■ WHAT IS ASKED ■
Emit the data below verbatim, stripping out any pictures.

___

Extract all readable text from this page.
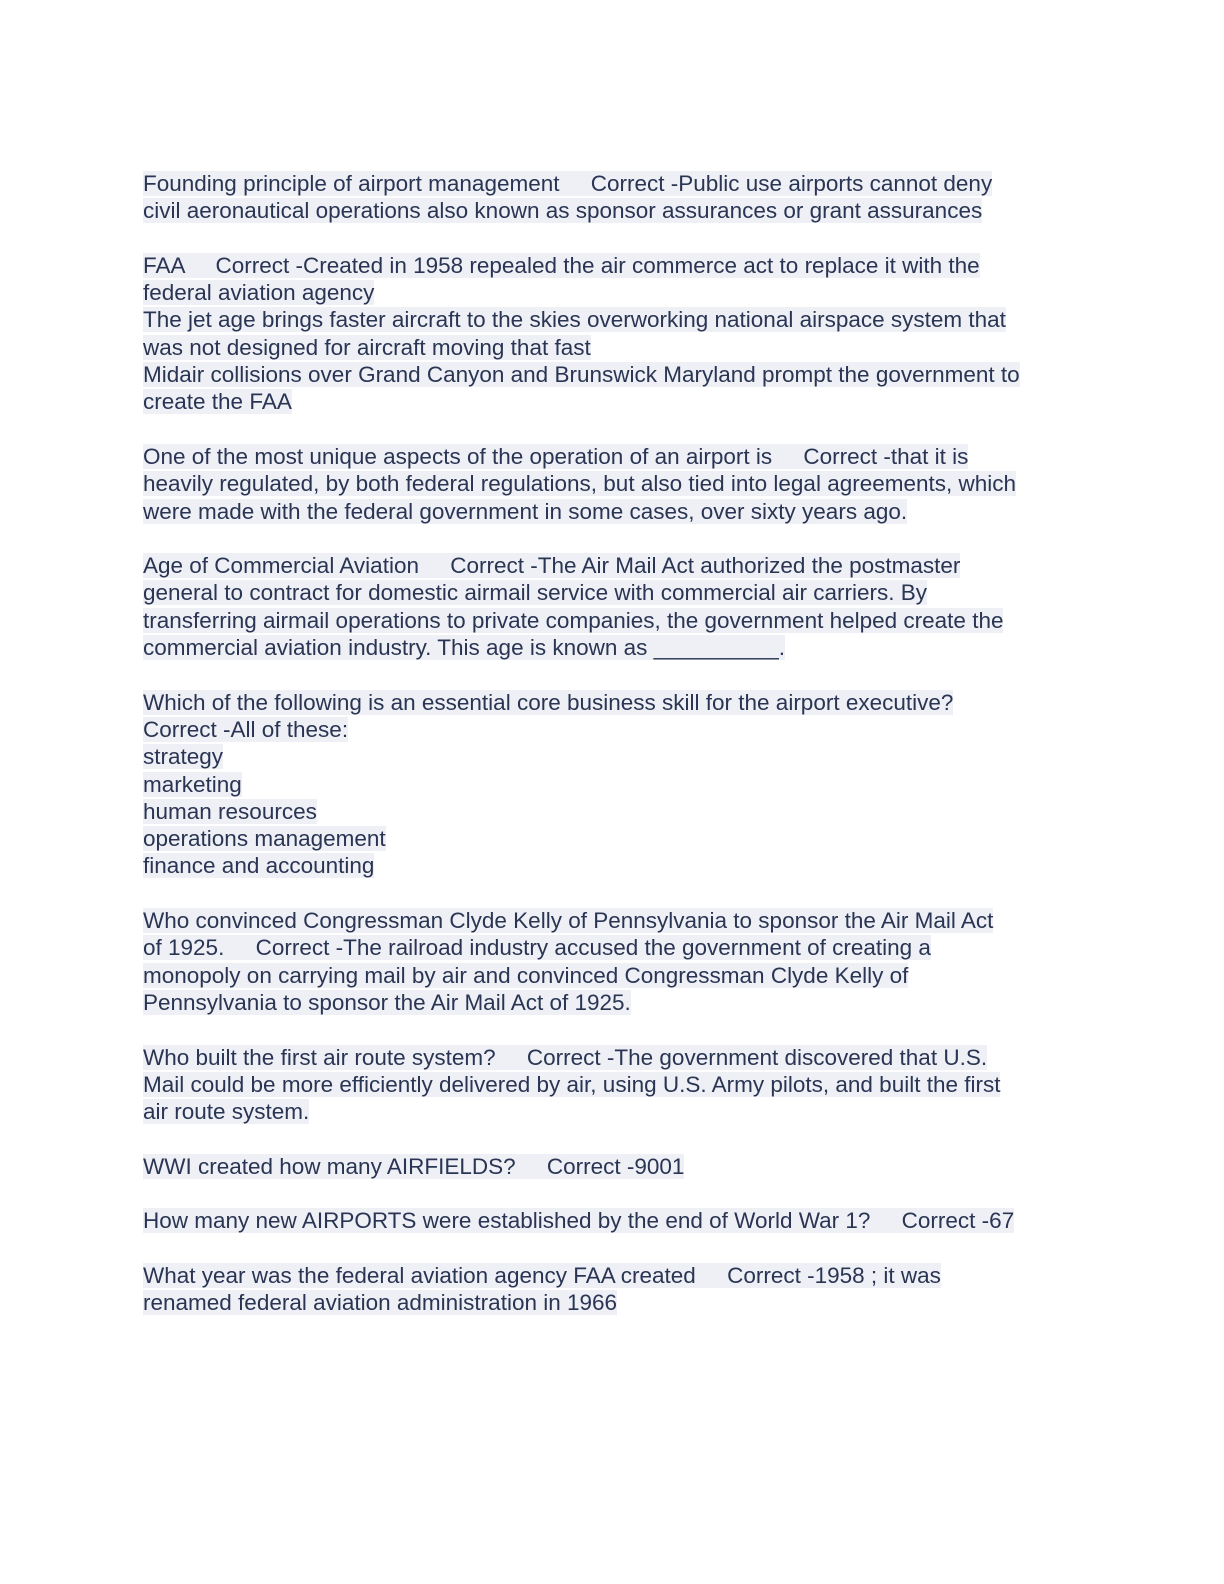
Founding principle of airport management     Correct -Public use airports cannot deny
civil aeronautical operations also known as sponsor assurances or grant assurances
FAA     Correct -Created in 1958 repealed the air commerce act to replace it with the
federal aviation agency
The jet age brings faster aircraft to the skies overworking national airspace system that
was not designed for aircraft moving that fast
Midair collisions over Grand Canyon and Brunswick Maryland prompt the government to
create the FAA
One of the most unique aspects of the operation of an airport is     Correct -that it is
heavily regulated, by both federal regulations, but also tied into legal agreements, which
were made with the federal government in some cases, over sixty years ago.
Age of Commercial Aviation     Correct -The Air Mail Act authorized the postmaster
general to contract for domestic airmail service with commercial air carriers. By
transferring airmail operations to private companies, the government helped create the
commercial aviation industry. This age is known as __________.
Which of the following is an essential core business skill for the airport executive?
Correct -All of these:
strategy
marketing
human resources
operations management
finance and accounting
Who convinced Congressman Clyde Kelly of Pennsylvania to sponsor the Air Mail Act
of 1925.     Correct -The railroad industry accused the government of creating a
monopoly on carrying mail by air and convinced Congressman Clyde Kelly of
Pennsylvania to sponsor the Air Mail Act of 1925.
Who built the first air route system?     Correct -The government discovered that U.S.
Mail could be more efficiently delivered by air, using U.S. Army pilots, and built the first
air route system.
WWI created how many AIRFIELDS?     Correct -9001
How many new AIRPORTS were established by the end of World War 1?     Correct -67
What year was the federal aviation agency FAA created     Correct -1958 ; it was
renamed federal aviation administration in 1966
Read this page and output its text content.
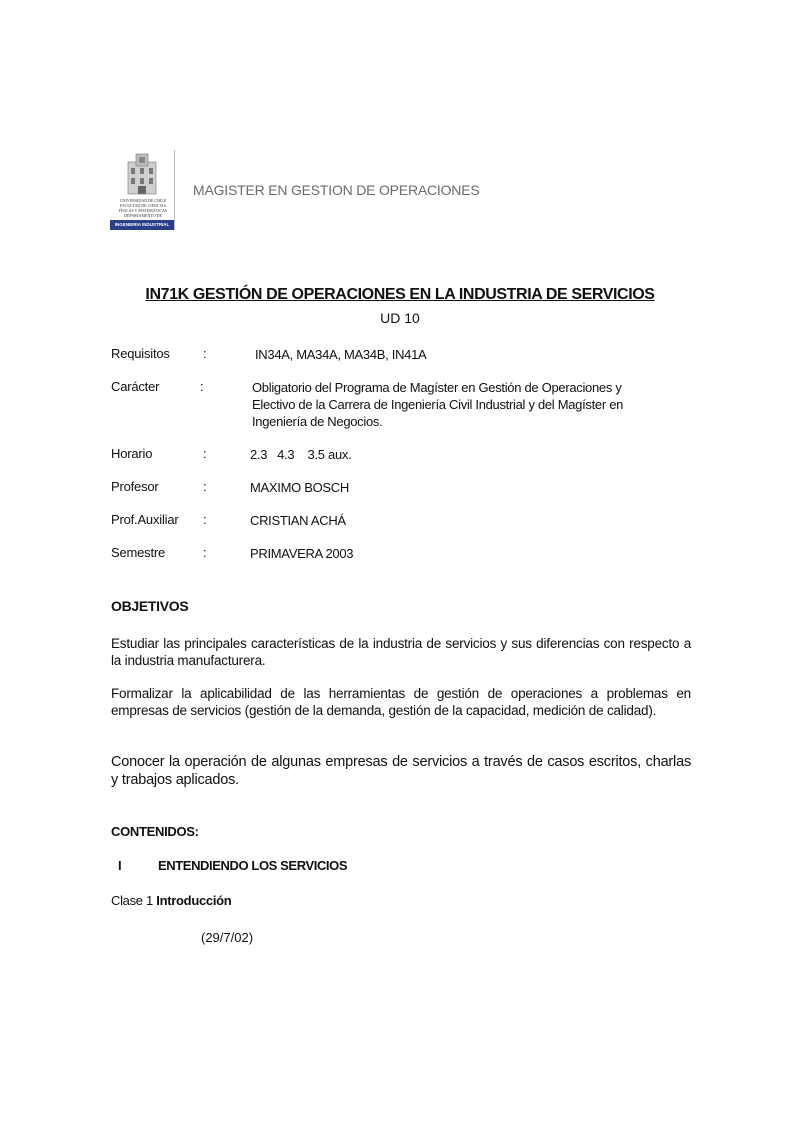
UNIVERSIDAD DE CHILE
FACULTAD DE CIENCIAS
FÍSICAS Y MATEMÁTICAS
DEPARTAMENTO DE
INGENIERIA INDUSTRIAL
MAGISTER EN GESTION DE OPERACIONES
IN71K GESTIÓN DE OPERACIONES EN LA INDUSTRIA DE SERVICIOS
UD 10
Requisitos	:	IN34A, MA34A, MA34B, IN41A
Carácter	:	Obligatorio del Programa de Magíster en Gestión de Operaciones y
Electivo de la Carrera de Ingeniería Civil Industrial y del Magíster en
Ingeniería de Negocios.
Horario	:	2.3   4.3    3.5 aux.
Profesor	:	MAXIMO BOSCH
Prof.Auxiliar :	CRISTIAN ACHÁ
Semestre	:	PRIMAVERA 2003
OBJETIVOS
Estudiar las principales características de la industria de servicios y sus diferencias con respecto a la industria manufacturera.
Formalizar la aplicabilidad de las herramientas de gestión de operaciones a problemas en empresas de servicios (gestión de la demanda, gestión de la capacidad, medición de calidad).
Conocer la operación de algunas empresas de servicios a través de casos escritos, charlas y trabajos aplicados.
CONTENIDOS:
I	ENTENDIENDO LOS SERVICIOS
Clase 1 Introducción
(29/7/02)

___

■ OUTPUT ■
Extract all readable text from this page.
Founding principle of airport management     Correct -Public use airports cannot deny
civil aeronautical operations also known as sponsor assurances or grant assurances
FAA     Correct -Created in 1958 repealed the air commerce act to replace it with the
federal aviation agency
The jet age brings faster aircraft to the skies overworking national airspace system that
was not designed for aircraft moving that fast
Midair collisions over Grand Canyon and Brunswick Maryland prompt the government to
create the FAA
One of the most unique aspects of the operation of an airport is     Correct -that it is
heavily regulated, by both federal regulations, but also tied into legal agreements, which
were made with the federal government in some cases, over sixty years ago.
Age of Commercial Aviation     Correct -The Air Mail Act authorized the postmaster
general to contract for domestic airmail service with commercial air carriers. By
transferring airmail operations to private companies, the government helped create the
commercial aviation industry. This age is known as __________.
Which of the following is an essential core business skill for the airport executive?
Correct -All of these:
strategy
marketing
human resources
operations management
finance and accounting
Who convinced Congressman Clyde Kelly of Pennsylvania to sponsor the Air Mail Act
of 1925.     Correct -The railroad industry accused the government of creating a
monopoly on carrying mail by air and convinced Congressman Clyde Kelly of
Pennsylvania to sponsor the Air Mail Act of 1925.
Who built the first air route system?     Correct -The government discovered that U.S.
Mail could be more efficiently delivered by air, using U.S. Army pilots, and built the first
air route system.
WWI created how many AIRFIELDS?     Correct -9001
How many new AIRPORTS were established by the end of World War 1?     Correct -67
What year was the federal aviation agency FAA created     Correct -1958 ; it was
renamed federal aviation administration in 1966
Read this page and output its text content.
UNIVERSIDAD DE CHILE
FACULTAD DE CIENCIAS
FÍSICAS Y MATEMÁTICAS
DEPARTAMENTO DE
INGENIERIA INDUSTRIAL
MAGISTER EN GESTION DE OPERACIONES
IN71K GESTIÓN DE OPERACIONES EN LA INDUSTRIA DE SERVICIOS
UD 10
Requisitos	:	IN34A, MA34A, MA34B, IN41A
Carácter	:	Obligatorio del Programa de Magíster en Gestión de Operaciones y
Electivo de la Carrera de Ingeniería Civil Industrial y del Magíster en
Ingeniería de Negocios.
Horario	:	2.3   4.3    3.5 aux.
Profesor	:	MAXIMO BOSCH
Prof.Auxiliar :	CRISTIAN ACHÁ
Semestre	:	PRIMAVERA 2003
OBJETIVOS
Estudiar las principales características de la industria de servicios y sus diferencias con respecto a la industria manufacturera.
Formalizar la aplicabilidad de las herramientas de gestión de operaciones a problemas en empresas de servicios (gestión de la demanda, gestión de la capacidad, medición de calidad).
Conocer la operación de algunas empresas de servicios a través de casos escritos, charlas y trabajos aplicados.
CONTENIDOS:
I	ENTENDIENDO LOS SERVICIOS
Clase 1 Introducción
(29/7/02)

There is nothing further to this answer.